● **Written exercise**: Copy everything from the start of the entries down to the line containing "- data-point: [71, 275, 75, 279]", including both the first and last lines.

(Excerpts from a layout annotation set)
+===+
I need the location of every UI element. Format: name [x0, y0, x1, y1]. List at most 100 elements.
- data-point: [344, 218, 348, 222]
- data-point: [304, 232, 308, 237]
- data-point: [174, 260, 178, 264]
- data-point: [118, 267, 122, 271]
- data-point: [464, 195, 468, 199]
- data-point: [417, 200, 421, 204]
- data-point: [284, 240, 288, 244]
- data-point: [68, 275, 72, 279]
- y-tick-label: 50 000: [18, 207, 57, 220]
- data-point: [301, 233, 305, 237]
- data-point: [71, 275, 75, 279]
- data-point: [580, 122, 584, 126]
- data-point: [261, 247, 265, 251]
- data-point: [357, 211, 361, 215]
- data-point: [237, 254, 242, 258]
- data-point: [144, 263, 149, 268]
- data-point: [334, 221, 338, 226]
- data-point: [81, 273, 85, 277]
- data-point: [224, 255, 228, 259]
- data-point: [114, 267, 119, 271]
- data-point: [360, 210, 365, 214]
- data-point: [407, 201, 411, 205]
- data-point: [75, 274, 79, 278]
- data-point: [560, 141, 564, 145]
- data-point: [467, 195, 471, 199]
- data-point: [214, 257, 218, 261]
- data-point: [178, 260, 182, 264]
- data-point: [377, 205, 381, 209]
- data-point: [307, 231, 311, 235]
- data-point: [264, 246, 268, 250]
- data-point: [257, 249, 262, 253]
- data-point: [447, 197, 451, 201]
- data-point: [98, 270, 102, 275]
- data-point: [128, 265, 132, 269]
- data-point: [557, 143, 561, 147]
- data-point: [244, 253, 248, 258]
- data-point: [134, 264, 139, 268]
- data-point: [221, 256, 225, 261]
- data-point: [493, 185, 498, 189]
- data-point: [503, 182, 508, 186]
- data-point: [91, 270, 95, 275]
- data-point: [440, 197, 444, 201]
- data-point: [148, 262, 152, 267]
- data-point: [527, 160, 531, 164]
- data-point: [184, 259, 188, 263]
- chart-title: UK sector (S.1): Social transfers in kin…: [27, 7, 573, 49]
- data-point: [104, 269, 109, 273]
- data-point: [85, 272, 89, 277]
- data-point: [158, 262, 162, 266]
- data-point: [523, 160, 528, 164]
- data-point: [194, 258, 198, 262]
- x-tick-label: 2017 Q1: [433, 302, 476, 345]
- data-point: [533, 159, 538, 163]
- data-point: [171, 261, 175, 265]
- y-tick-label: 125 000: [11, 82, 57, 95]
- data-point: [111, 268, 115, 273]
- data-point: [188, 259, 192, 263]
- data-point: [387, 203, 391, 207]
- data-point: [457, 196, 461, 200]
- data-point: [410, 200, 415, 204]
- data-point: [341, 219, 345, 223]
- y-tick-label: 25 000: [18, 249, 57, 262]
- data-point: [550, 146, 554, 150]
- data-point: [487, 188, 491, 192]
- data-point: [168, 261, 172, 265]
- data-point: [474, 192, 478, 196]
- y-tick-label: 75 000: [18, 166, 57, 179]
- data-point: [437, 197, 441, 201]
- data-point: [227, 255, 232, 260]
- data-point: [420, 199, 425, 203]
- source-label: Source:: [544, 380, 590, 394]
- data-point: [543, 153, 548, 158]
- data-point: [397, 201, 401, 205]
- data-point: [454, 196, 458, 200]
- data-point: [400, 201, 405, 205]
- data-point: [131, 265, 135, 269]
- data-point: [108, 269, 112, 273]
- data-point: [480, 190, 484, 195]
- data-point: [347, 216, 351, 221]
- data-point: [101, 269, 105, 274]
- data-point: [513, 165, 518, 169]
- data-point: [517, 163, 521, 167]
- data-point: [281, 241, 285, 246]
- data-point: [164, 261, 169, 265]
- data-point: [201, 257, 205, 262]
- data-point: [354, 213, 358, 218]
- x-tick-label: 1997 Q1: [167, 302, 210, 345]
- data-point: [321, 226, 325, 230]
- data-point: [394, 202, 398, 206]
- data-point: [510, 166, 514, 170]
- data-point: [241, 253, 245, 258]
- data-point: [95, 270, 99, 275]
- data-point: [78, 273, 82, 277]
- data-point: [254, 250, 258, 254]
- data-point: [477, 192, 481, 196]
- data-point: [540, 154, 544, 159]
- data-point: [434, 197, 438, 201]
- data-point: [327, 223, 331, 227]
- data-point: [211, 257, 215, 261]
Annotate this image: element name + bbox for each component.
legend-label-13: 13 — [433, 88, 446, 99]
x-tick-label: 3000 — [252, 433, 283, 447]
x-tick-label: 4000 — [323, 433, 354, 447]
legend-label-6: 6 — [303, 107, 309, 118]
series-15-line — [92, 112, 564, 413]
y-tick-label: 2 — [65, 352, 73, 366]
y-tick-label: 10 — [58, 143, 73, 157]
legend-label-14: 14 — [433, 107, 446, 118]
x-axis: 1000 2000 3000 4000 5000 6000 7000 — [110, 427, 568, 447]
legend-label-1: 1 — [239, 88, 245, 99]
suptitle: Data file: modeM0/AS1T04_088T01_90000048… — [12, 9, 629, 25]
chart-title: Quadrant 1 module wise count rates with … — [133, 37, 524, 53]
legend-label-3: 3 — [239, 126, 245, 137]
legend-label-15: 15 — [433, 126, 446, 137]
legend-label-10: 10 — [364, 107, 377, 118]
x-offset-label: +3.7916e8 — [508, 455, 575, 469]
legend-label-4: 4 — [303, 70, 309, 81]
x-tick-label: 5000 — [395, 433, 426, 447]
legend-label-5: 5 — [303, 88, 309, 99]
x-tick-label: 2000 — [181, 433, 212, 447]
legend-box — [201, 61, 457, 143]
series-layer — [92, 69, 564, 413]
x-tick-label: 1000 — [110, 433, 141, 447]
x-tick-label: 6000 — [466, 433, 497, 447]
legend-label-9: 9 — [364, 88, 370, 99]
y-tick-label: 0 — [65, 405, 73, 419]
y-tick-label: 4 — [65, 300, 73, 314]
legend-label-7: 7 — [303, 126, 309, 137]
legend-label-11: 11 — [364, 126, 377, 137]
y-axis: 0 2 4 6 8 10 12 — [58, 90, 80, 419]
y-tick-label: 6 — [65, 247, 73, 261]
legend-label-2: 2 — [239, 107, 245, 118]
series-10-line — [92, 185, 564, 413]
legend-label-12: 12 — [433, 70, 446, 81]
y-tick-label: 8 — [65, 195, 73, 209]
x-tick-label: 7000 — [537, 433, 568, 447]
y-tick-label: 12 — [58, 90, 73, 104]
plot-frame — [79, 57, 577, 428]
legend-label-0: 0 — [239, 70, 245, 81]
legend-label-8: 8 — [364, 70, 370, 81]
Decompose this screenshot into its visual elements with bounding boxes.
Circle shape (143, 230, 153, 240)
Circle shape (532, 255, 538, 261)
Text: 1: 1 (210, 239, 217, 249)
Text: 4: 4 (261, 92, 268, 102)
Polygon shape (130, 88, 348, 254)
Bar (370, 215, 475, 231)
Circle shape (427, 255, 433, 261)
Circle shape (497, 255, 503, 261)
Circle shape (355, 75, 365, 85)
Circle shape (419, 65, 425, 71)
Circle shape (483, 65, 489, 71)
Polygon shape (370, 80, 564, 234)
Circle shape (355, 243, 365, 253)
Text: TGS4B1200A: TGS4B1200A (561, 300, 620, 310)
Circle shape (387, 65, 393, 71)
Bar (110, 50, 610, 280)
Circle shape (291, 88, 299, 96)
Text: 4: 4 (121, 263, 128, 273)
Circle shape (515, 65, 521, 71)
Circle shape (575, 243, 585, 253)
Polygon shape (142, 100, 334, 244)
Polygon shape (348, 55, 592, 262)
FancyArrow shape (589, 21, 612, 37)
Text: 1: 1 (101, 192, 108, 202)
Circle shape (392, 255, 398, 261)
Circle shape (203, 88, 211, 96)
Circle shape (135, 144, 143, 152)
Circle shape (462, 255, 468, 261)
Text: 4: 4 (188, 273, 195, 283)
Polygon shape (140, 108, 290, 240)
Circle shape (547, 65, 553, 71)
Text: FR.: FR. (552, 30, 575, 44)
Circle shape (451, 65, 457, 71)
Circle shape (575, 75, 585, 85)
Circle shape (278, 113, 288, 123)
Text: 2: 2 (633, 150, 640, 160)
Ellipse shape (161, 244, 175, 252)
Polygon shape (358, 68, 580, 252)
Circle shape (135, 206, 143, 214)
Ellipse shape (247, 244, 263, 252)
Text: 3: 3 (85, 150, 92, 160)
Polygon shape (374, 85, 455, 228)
+===+
● **Complete answer**:
I need the location of every UI element. Format: name [x0, y0, x1, y1]. List at most 100 elements.
- data-point: [344, 218, 348, 222]
- data-point: [304, 232, 308, 237]
- data-point: [174, 260, 178, 264]
- data-point: [118, 267, 122, 271]
- data-point: [464, 195, 468, 199]
- data-point: [417, 200, 421, 204]
- data-point: [284, 240, 288, 244]
- data-point: [68, 275, 72, 279]
- y-tick-label: 50 000: [18, 207, 57, 220]
- data-point: [301, 233, 305, 237]
- data-point: [71, 275, 75, 279]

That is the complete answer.